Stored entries
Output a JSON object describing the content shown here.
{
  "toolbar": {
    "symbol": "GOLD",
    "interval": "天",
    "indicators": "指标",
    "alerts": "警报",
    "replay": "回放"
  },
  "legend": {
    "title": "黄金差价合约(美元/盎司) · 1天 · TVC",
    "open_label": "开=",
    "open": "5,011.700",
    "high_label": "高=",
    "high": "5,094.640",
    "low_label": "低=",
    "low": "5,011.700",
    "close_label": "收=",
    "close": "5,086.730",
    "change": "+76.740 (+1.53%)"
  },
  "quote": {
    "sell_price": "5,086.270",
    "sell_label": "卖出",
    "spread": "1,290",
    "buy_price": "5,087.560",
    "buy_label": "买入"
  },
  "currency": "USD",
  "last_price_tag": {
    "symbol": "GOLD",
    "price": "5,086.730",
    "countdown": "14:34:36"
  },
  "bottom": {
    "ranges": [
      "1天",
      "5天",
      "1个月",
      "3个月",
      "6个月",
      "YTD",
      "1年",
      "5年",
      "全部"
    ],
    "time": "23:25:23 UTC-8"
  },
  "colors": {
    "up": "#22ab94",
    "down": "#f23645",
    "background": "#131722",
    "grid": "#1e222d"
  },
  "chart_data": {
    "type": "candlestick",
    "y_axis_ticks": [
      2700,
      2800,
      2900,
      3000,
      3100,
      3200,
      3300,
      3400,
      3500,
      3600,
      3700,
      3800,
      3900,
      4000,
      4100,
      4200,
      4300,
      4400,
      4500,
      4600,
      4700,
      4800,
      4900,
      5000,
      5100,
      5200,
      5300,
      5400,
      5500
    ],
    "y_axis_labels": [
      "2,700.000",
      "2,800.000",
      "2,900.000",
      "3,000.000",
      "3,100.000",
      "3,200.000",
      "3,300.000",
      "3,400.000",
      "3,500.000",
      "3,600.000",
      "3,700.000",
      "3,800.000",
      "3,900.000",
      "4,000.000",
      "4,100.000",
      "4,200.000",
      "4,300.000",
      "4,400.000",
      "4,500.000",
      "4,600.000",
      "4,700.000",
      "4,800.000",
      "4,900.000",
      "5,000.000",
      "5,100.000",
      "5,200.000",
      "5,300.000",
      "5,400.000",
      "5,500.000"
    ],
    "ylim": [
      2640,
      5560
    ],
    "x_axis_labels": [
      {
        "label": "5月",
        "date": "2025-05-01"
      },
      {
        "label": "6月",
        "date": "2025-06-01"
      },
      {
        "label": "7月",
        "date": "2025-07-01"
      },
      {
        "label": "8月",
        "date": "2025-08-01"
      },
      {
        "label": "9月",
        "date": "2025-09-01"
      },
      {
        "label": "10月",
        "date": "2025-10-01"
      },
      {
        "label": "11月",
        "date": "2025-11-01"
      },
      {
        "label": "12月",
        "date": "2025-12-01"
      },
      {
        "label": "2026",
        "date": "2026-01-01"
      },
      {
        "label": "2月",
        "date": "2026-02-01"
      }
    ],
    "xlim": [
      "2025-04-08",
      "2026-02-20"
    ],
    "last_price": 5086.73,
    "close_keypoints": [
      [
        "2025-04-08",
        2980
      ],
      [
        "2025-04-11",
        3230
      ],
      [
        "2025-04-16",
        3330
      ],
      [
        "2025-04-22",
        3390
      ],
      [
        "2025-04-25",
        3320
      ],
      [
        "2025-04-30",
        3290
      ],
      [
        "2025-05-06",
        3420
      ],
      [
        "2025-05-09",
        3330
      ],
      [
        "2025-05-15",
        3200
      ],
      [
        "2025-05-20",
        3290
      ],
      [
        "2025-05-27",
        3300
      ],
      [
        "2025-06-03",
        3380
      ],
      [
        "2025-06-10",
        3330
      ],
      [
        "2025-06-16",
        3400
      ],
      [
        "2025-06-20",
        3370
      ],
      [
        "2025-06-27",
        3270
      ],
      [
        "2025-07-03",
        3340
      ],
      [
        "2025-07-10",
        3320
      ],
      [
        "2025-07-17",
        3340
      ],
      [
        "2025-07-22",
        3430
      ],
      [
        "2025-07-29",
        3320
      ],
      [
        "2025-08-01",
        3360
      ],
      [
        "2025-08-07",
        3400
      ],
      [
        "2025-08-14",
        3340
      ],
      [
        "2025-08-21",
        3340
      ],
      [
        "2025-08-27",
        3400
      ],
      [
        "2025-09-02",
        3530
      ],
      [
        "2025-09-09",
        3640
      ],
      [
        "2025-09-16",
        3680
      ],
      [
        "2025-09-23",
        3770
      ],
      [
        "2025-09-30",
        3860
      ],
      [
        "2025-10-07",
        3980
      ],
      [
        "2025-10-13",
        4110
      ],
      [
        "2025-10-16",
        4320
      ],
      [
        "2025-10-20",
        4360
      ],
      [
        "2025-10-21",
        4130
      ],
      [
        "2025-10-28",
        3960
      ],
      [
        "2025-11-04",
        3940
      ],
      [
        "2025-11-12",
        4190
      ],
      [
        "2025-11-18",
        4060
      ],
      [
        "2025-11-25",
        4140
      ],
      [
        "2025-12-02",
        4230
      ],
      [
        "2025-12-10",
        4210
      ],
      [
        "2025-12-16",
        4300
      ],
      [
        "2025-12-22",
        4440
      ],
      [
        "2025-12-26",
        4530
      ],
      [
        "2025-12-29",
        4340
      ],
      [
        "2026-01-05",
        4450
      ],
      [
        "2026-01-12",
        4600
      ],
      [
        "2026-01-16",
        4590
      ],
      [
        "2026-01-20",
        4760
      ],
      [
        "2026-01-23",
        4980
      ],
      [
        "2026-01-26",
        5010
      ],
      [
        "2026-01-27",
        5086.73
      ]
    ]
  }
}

• [INSTRUCTIONS FOR THE TASK]: Give the listing again, word for word.

• [IN RESPONSE]:
Output a JSON object describing the content shown here.
{
  "toolbar": {
    "symbol": "GOLD",
    "interval": "天",
    "indicators": "指标",
    "alerts": "警报",
    "replay": "回放"
  },
  "legend": {
    "title": "黄金差价合约(美元/盎司) · 1天 · TVC",
    "open_label": "开=",
    "open": "5,011.700",
    "high_label": "高=",
    "high": "5,094.640",
    "low_label": "低=",
    "low": "5,011.700",
    "close_label": "收=",
    "close": "5,086.730",
    "change": "+76.740 (+1.53%)"
  },
  "quote": {
    "sell_price": "5,086.270",
    "sell_label": "卖出",
    "spread": "1,290",
    "buy_price": "5,087.560",
    "buy_label": "买入"
  },
  "currency": "USD",
  "last_price_tag": {
    "symbol": "GOLD",
    "price": "5,086.730",
    "countdown": "14:34:36"
  },
  "bottom": {
    "ranges": [
      "1天",
      "5天",
      "1个月",
      "3个月",
      "6个月",
      "YTD",
      "1年",
      "5年",
      "全部"
    ],
    "time": "23:25:23 UTC-8"
  },
  "colors": {
    "up": "#22ab94",
    "down": "#f23645",
    "background": "#131722",
    "grid": "#1e222d"
  },
  "chart_data": {
    "type": "candlestick",
    "y_axis_ticks": [
      2700,
      2800,
      2900,
      3000,
      3100,
      3200,
      3300,
      3400,
      3500,
      3600,
      3700,
      3800,
      3900,
      4000,
      4100,
      4200,
      4300,
      4400,
      4500,
      4600,
      4700,
      4800,
      4900,
      5000,
      5100,
      5200,
      5300,
      5400,
      5500
    ],
    "y_axis_labels": [
      "2,700.000",
      "2,800.000",
      "2,900.000",
      "3,000.000",
      "3,100.000",
      "3,200.000",
      "3,300.000",
      "3,400.000",
      "3,500.000",
      "3,600.000",
      "3,700.000",
      "3,800.000",
      "3,900.000",
      "4,000.000",
      "4,100.000",
      "4,200.000",
      "4,300.000",
      "4,400.000",
      "4,500.000",
      "4,600.000",
      "4,700.000",
      "4,800.000",
      "4,900.000",
      "5,000.000",
      "5,100.000",
      "5,200.000",
      "5,300.000",
      "5,400.000",
      "5,500.000"
    ],
    "ylim": [
      2640,
      5560
    ],
    "x_axis_labels": [
      {
        "label": "5月",
        "date": "2025-05-01"
      },
      {
        "label": "6月",
        "date": "2025-06-01"
      },
      {
        "label": "7月",
        "date": "2025-07-01"
      },
      {
        "label": "8月",
        "date": "2025-08-01"
      },
      {
        "label": "9月",
        "date": "2025-09-01"
      },
      {
        "label": "10月",
        "date": "2025-10-01"
      },
      {
        "label": "11月",
        "date": "2025-11-01"
      },
      {
        "label": "12月",
        "date": "2025-12-01"
      },
      {
        "label": "2026",
        "date": "2026-01-01"
      },
      {
        "label": "2月",
        "date": "2026-02-01"
      }
    ],
    "xlim": [
      "2025-04-08",
      "2026-02-20"
    ],
    "last_price": 5086.73,
    "close_keypoints": [
      [
        "2025-04-08",
        2980
      ],
      [
        "2025-04-11",
        3230
      ],
      [
        "2025-04-16",
        3330
      ],
      [
        "2025-04-22",
        3390
      ],
      [
        "2025-04-25",
        3320
      ],
      [
        "2025-04-30",
        3290
      ],
      [
        "2025-05-06",
        3420
      ],
      [
        "2025-05-09",
        3330
      ],
      [
        "2025-05-15",
        3200
      ],
      [
        "2025-05-20",
        3290
      ],
      [
        "2025-05-27",
        3300
      ],
      [
        "2025-06-03",
        3380
      ],
      [
        "2025-06-10",
        3330
      ],
      [
        "2025-06-16",
        3400
      ],
      [
        "2025-06-20",
        3370
      ],
      [
        "2025-06-27",
        3270
      ],
      [
        "2025-07-03",
        3340
      ],
      [
        "2025-07-10",
        3320
      ],
      [
        "2025-07-17",
        3340
      ],
      [
        "2025-07-22",
        3430
      ],
      [
        "2025-07-29",
        3320
      ],
      [
        "2025-08-01",
        3360
      ],
      [
        "2025-08-07",
        3400
      ],
      [
        "2025-08-14",
        3340
      ],
      [
        "2025-08-21",
        3340
      ],
      [
        "2025-08-27",
        3400
      ],
      [
        "2025-09-02",
        3530
      ],
      [
        "2025-09-09",
        3640
      ],
      [
        "2025-09-16",
        3680
      ],
      [
        "2025-09-23",
        3770
      ],
      [
        "2025-09-30",
        3860
      ],
      [
        "2025-10-07",
        3980
      ],
      [
        "2025-10-13",
        4110
      ],
      [
        "2025-10-16",
        4320
      ],
      [
        "2025-10-20",
        4360
      ],
      [
        "2025-10-21",
        4130
      ],
      [
        "2025-10-28",
        3960
      ],
      [
        "2025-11-04",
        3940
      ],
      [
        "2025-11-12",
        4190
      ],
      [
        "2025-11-18",
        4060
      ],
      [
        "2025-11-25",
        4140
      ],
      [
        "2025-12-02",
        4230
      ],
      [
        "2025-12-10",
        4210
      ],
      [
        "2025-12-16",
        4300
      ],
      [
        "2025-12-22",
        4440
      ],
      [
        "2025-12-26",
        4530
      ],
      [
        "2025-12-29",
        4340
      ],
      [
        "2026-01-05",
        4450
      ],
      [
        "2026-01-12",
        4600
      ],
      [
        "2026-01-16",
        4590
      ],
      [
        "2026-01-20",
        4760
      ],
      [
        "2026-01-23",
        4980
      ],
      [
        "2026-01-26",
        5010
      ],
      [
        "2026-01-27",
        5086.73
      ]
    ]
  }
}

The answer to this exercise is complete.